▶ **WHAT YOU SHOULD DO**
Transcribe each line of the records below exactly, excluding any embedded images.

▶ **SOURCE RECORDS**

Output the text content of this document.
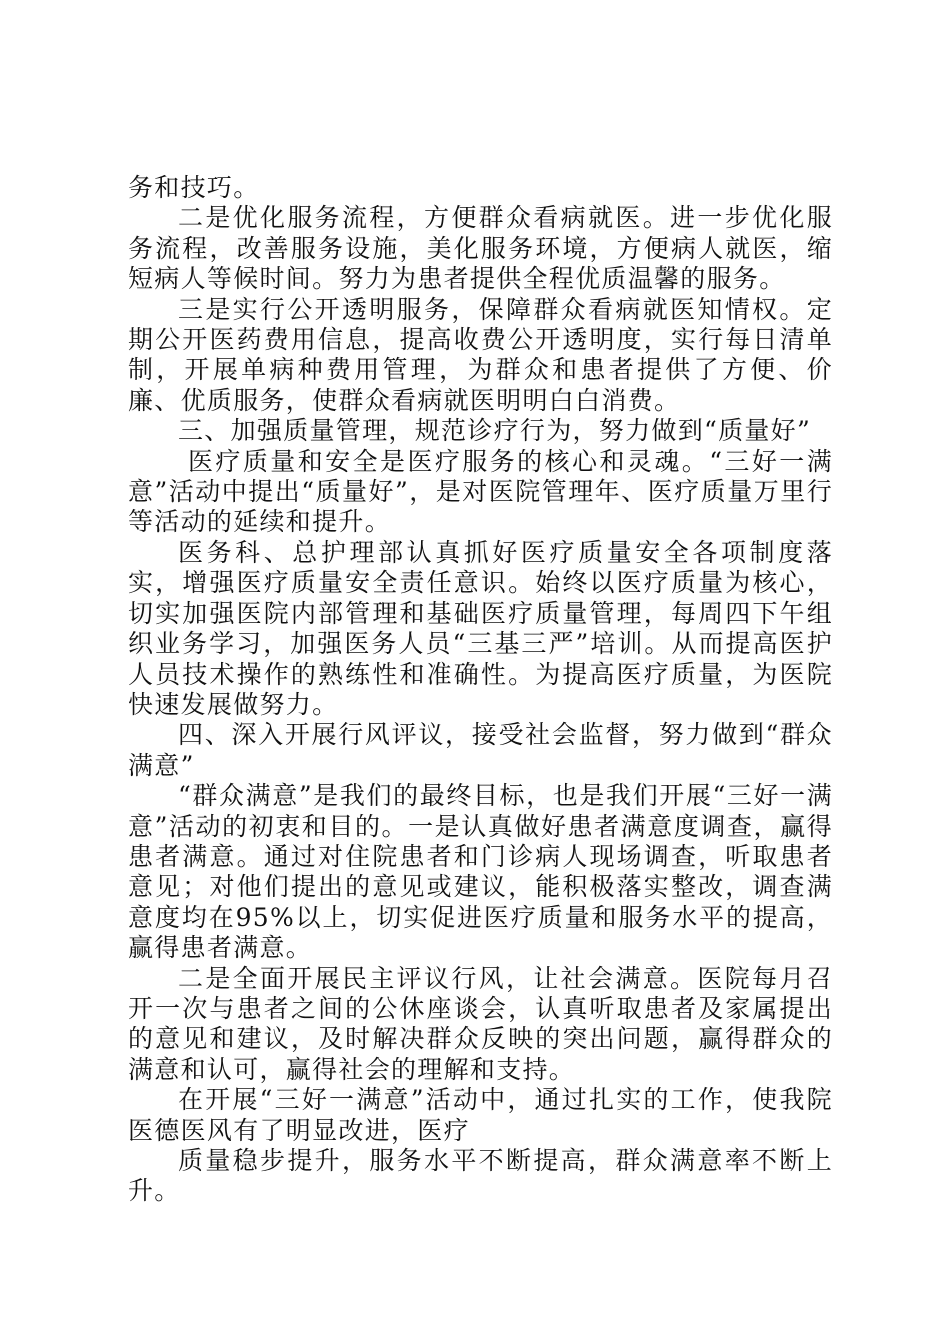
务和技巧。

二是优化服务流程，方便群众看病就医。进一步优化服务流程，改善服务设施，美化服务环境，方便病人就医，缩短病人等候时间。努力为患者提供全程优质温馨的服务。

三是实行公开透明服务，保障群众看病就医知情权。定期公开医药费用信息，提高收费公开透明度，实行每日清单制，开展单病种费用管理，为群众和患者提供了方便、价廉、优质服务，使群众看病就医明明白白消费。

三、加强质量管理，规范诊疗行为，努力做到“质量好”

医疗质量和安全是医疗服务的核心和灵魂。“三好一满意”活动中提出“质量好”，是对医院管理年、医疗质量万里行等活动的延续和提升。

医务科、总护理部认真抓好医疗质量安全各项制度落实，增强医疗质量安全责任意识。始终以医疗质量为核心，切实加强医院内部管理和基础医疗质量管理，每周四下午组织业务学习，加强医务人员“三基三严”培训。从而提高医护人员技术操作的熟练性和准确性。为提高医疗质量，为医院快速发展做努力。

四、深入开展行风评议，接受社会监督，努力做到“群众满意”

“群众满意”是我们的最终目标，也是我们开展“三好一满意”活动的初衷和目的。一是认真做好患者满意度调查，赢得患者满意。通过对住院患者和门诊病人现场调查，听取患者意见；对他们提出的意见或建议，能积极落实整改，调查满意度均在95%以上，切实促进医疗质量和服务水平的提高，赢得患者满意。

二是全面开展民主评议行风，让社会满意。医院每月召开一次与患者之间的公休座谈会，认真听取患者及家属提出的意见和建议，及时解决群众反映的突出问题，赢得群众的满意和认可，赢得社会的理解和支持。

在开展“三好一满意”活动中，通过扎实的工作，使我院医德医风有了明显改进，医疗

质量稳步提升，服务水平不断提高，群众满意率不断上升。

▶ **CORRECT OUTPUT**
Output the text content of this document.
务和技巧。

二是优化服务流程，方便群众看病就医。进一步优化服务流程，改善服务设施，美化服务环境，方便病人就医，缩短病人等候时间。努力为患者提供全程优质温馨的服务。

三是实行公开透明服务，保障群众看病就医知情权。定期公开医药费用信息，提高收费公开透明度，实行每日清单制，开展单病种费用管理，为群众和患者提供了方便、价廉、优质服务，使群众看病就医明明白白消费。

三、加强质量管理，规范诊疗行为，努力做到“质量好”

医疗质量和安全是医疗服务的核心和灵魂。“三好一满意”活动中提出“质量好”，是对医院管理年、医疗质量万里行等活动的延续和提升。

医务科、总护理部认真抓好医疗质量安全各项制度落实，增强医疗质量安全责任意识。始终以医疗质量为核心，切实加强医院内部管理和基础医疗质量管理，每周四下午组织业务学习，加强医务人员“三基三严”培训。从而提高医护人员技术操作的熟练性和准确性。为提高医疗质量，为医院快速发展做努力。

四、深入开展行风评议，接受社会监督，努力做到“群众满意”

“群众满意”是我们的最终目标，也是我们开展“三好一满意”活动的初衷和目的。一是认真做好患者满意度调查，赢得患者满意。通过对住院患者和门诊病人现场调查，听取患者意见；对他们提出的意见或建议，能积极落实整改，调查满意度均在95%以上，切实促进医疗质量和服务水平的提高，赢得患者满意。

二是全面开展民主评议行风，让社会满意。医院每月召开一次与患者之间的公休座谈会，认真听取患者及家属提出的意见和建议，及时解决群众反映的突出问题，赢得群众的满意和认可，赢得社会的理解和支持。

在开展“三好一满意”活动中，通过扎实的工作，使我院医德医风有了明显改进，医疗

质量稳步提升，服务水平不断提高，群众满意率不断上升。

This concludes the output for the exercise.